• [Exercise instructions]: All the data must come back unchanged, except that pictures are left out.

• [Task input]:
● ● ● ●
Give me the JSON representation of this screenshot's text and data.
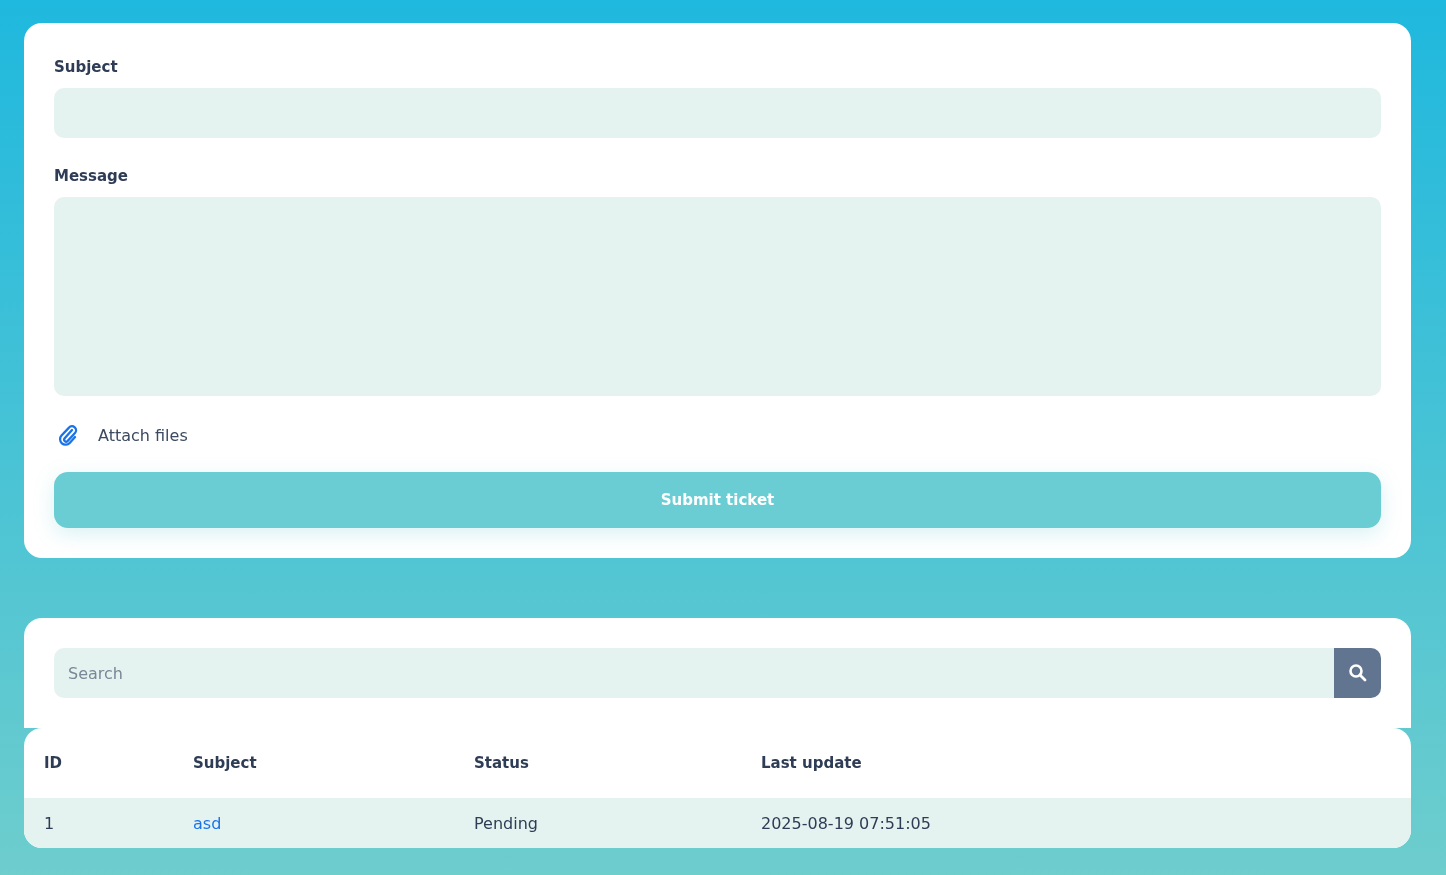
{
  "form": {
    "subject_label": "Subject",
    "message_label": "Message",
    "attach_label": "Attach files",
    "submit": "Submit ticket"
  },
  "search": {
    "placeholder": "Search"
  },
  "table": {
    "columns": [
      "ID",
      "Subject",
      "Status",
      "Last update"
    ],
    "rows": [
      {
        "id": "1",
        "subject": "asd",
        "status": "Pending",
        "updated": "2025-08-19 07:51:05"
      }
    ]
  }
}
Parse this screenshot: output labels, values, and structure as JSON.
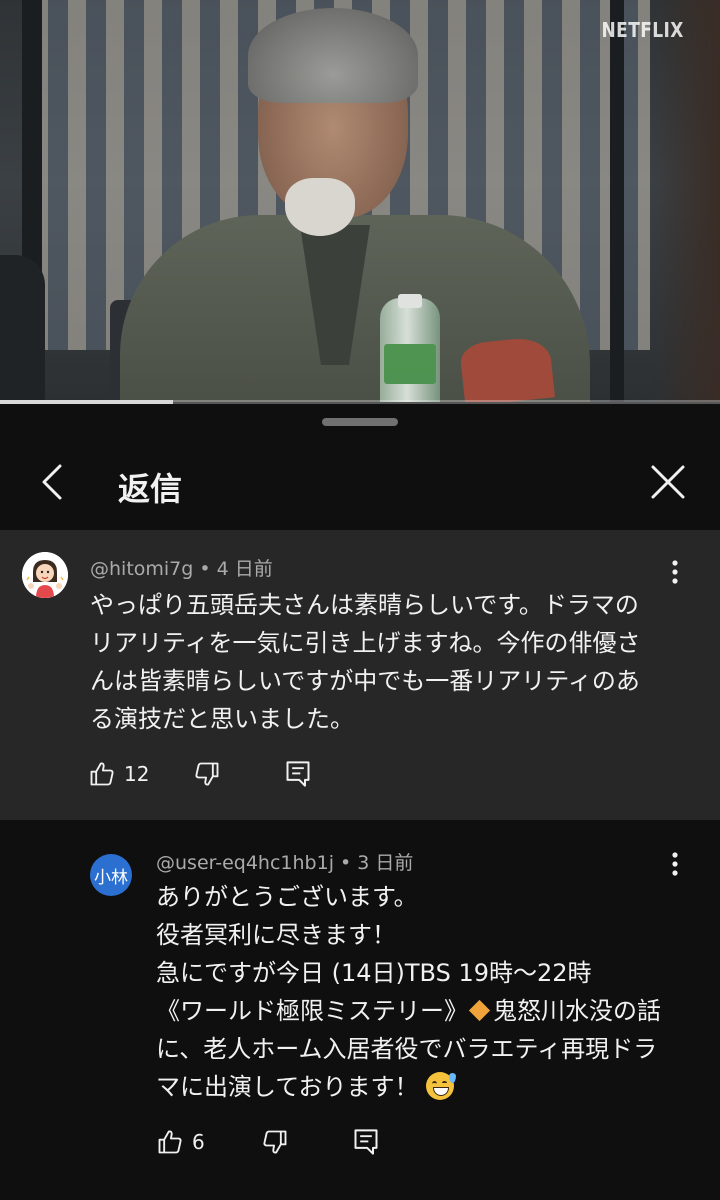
{
  "video": {
    "brand_logo": "NETFLIX",
    "progress": 0.24
  },
  "panel": {
    "title": "返信",
    "back_icon": "chevron-left-icon",
    "close_icon": "close-icon"
  },
  "parent_comment": {
    "author": "@hitomi7g",
    "time": "4 日前",
    "text_lines": [
      "やっぱり五頭岳夫さんは素晴らしいです。ドラマの",
      "リアリティを一気に引き上げますね。今作の俳優さ",
      "んは皆素晴らしいですが中でも一番リアリティのあ",
      "る演技だと思いました。"
    ],
    "like_count": "12"
  },
  "reply": {
    "avatar_text": "小林",
    "author": "@user-eq4hc1hb1j",
    "time": "3 日前",
    "line1": "ありがとうございます。",
    "line2": "役者冥利に尽きます！",
    "line3": "急にですが今日 (14日)TBS 19時〜22時",
    "line4a": "《ワールド極限ミステリー》",
    "line4b": "鬼怒川水没の話",
    "line5": "に、老人ホーム入居者役でバラエティ再現ドラ",
    "line6": "マに出演しております！",
    "like_count": "6"
  },
  "colors": {
    "background": "#0f0f0f",
    "highlight_row": "#272727",
    "reply_avatar": "#2b6fd1",
    "meta_text": "#aaaaaa"
  }
}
● ● ● ●
• [Output of the exercise]:
Give me the JSON representation of this screenshot's text and data.
{
  "form": {
    "subject_label": "Subject",
    "message_label": "Message",
    "attach_label": "Attach files",
    "submit": "Submit ticket"
  },
  "search": {
    "placeholder": "Search"
  },
  "table": {
    "columns": [
      "ID",
      "Subject",
      "Status",
      "Last update"
    ],
    "rows": [
      {
        "id": "1",
        "subject": "asd",
        "status": "Pending",
        "updated": "2025-08-19 07:51:05"
      }
    ]
  }
}
Parse this screenshot: output labels, values, and structure as JSON.
{
  "video": {
    "brand_logo": "NETFLIX",
    "progress": 0.24
  },
  "panel": {
    "title": "返信",
    "back_icon": "chevron-left-icon",
    "close_icon": "close-icon"
  },
  "parent_comment": {
    "author": "@hitomi7g",
    "time": "4 日前",
    "text_lines": [
      "やっぱり五頭岳夫さんは素晴らしいです。ドラマの",
      "リアリティを一気に引き上げますね。今作の俳優さ",
      "んは皆素晴らしいですが中でも一番リアリティのあ",
      "る演技だと思いました。"
    ],
    "like_count": "12"
  },
  "reply": {
    "avatar_text": "小林",
    "author": "@user-eq4hc1hb1j",
    "time": "3 日前",
    "line1": "ありがとうございます。",
    "line2": "役者冥利に尽きます！",
    "line3": "急にですが今日 (14日)TBS 19時〜22時",
    "line4a": "《ワールド極限ミステリー》",
    "line4b": "鬼怒川水没の話",
    "line5": "に、老人ホーム入居者役でバラエティ再現ドラ",
    "line6": "マに出演しております！",
    "like_count": "6"
  },
  "colors": {
    "background": "#0f0f0f",
    "highlight_row": "#272727",
    "reply_avatar": "#2b6fd1",
    "meta_text": "#aaaaaa"
  }
}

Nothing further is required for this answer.